EXERCISE REQUIREMENTS
Omit all images. Write out the rest of the material exactly.

RAW RECORDS

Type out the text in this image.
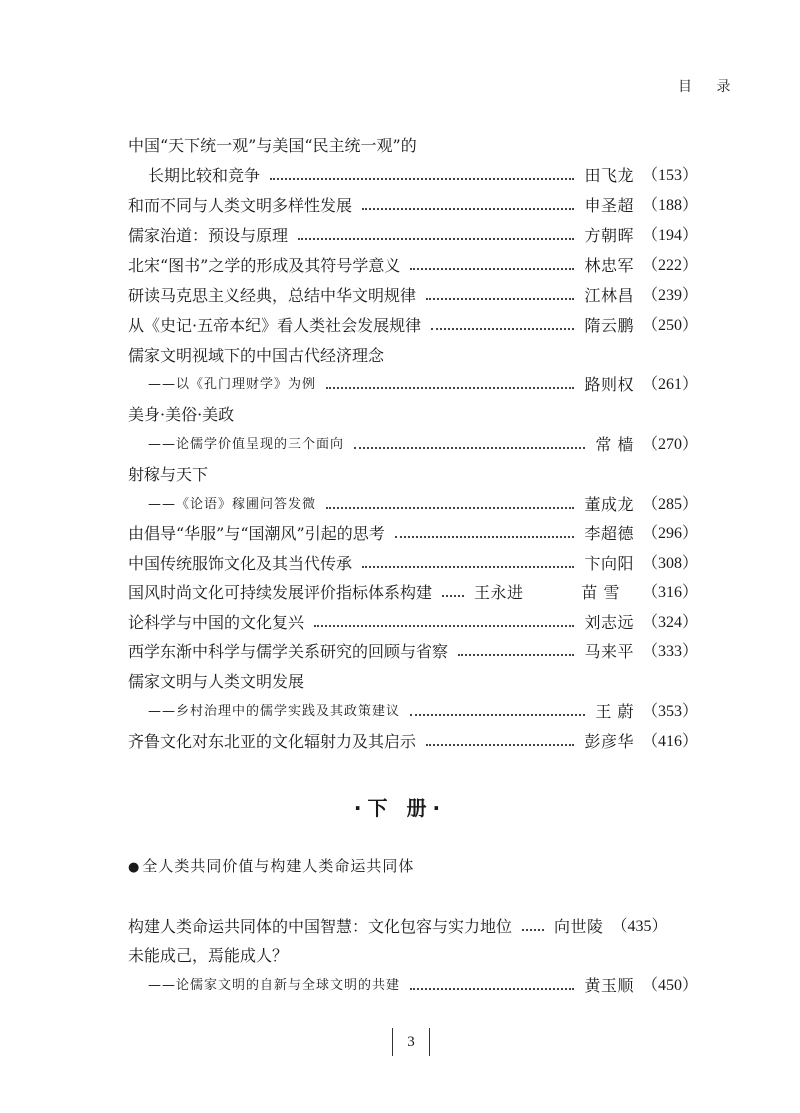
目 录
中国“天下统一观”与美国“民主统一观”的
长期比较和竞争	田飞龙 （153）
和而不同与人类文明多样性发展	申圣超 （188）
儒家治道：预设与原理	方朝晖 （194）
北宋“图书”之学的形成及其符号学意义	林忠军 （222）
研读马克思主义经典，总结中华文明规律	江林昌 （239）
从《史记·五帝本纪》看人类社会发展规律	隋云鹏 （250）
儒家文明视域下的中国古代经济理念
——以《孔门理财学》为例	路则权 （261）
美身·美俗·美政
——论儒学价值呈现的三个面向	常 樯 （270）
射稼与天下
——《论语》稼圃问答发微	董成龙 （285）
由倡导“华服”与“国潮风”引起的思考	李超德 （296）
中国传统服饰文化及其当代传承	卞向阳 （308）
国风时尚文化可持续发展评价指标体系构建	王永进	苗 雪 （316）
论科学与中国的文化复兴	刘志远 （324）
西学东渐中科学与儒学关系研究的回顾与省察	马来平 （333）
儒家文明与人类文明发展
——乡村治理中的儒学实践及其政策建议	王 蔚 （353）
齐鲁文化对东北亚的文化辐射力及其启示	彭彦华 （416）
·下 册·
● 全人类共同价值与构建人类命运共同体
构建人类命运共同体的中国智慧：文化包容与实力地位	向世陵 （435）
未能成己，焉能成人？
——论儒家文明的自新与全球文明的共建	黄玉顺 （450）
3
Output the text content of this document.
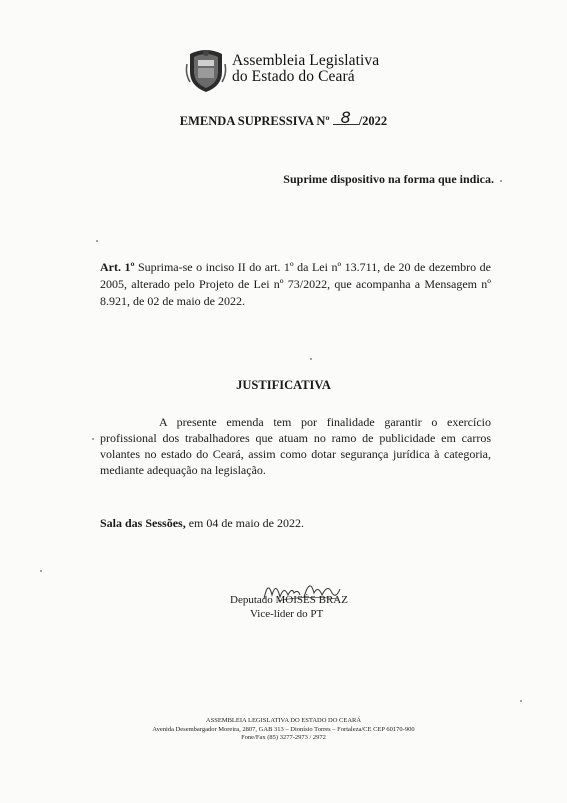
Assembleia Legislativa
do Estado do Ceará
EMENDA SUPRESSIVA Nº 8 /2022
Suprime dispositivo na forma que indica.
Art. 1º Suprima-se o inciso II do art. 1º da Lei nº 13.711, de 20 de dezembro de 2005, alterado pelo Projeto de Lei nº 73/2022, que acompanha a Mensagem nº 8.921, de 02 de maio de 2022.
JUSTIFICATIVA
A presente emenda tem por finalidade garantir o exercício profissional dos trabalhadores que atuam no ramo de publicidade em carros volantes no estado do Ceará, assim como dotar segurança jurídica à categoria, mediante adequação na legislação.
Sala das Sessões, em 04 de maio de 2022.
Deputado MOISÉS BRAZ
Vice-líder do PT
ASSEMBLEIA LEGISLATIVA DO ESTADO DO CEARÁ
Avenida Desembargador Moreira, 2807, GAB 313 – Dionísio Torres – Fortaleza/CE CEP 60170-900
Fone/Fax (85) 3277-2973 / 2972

EXERCISE ANSWER
Type out the text in this image.
目 录
中国“天下统一观”与美国“民主统一观”的
长期比较和竞争	田飞龙 （153）
和而不同与人类文明多样性发展	申圣超 （188）
儒家治道：预设与原理	方朝晖 （194）
北宋“图书”之学的形成及其符号学意义	林忠军 （222）
研读马克思主义经典，总结中华文明规律	江林昌 （239）
从《史记·五帝本纪》看人类社会发展规律	隋云鹏 （250）
儒家文明视域下的中国古代经济理念
——以《孔门理财学》为例	路则权 （261）
美身·美俗·美政
——论儒学价值呈现的三个面向	常 樯 （270）
射稼与天下
——《论语》稼圃问答发微	董成龙 （285）
由倡导“华服”与“国潮风”引起的思考	李超德 （296）
中国传统服饰文化及其当代传承	卞向阳 （308）
国风时尚文化可持续发展评价指标体系构建	王永进	苗 雪 （316）
论科学与中国的文化复兴	刘志远 （324）
西学东渐中科学与儒学关系研究的回顾与省察	马来平 （333）
儒家文明与人类文明发展
——乡村治理中的儒学实践及其政策建议	王 蔚 （353）
齐鲁文化对东北亚的文化辐射力及其启示	彭彦华 （416）
·下 册·
● 全人类共同价值与构建人类命运共同体
构建人类命运共同体的中国智慧：文化包容与实力地位	向世陵 （435）
未能成己，焉能成人？
——论儒家文明的自新与全球文明的共建	黄玉顺 （450）
3
Output the text content of this document.
Assembleia Legislativa
do Estado do Ceará
EMENDA SUPRESSIVA Nº 8 /2022
Suprime dispositivo na forma que indica.
Art. 1º Suprima-se o inciso II do art. 1º da Lei nº 13.711, de 20 de dezembro de 2005, alterado pelo Projeto de Lei nº 73/2022, que acompanha a Mensagem nº 8.921, de 02 de maio de 2022.
JUSTIFICATIVA
A presente emenda tem por finalidade garantir o exercício profissional dos trabalhadores que atuam no ramo de publicidade em carros volantes no estado do Ceará, assim como dotar segurança jurídica à categoria, mediante adequação na legislação.
Sala das Sessões, em 04 de maio de 2022.
Deputado MOISÉS BRAZ
Vice-líder do PT
ASSEMBLEIA LEGISLATIVA DO ESTADO DO CEARÁ
Avenida Desembargador Moreira, 2807, GAB 313 – Dionísio Torres – Fortaleza/CE CEP 60170-900
Fone/Fax (85) 3277-2973 / 2972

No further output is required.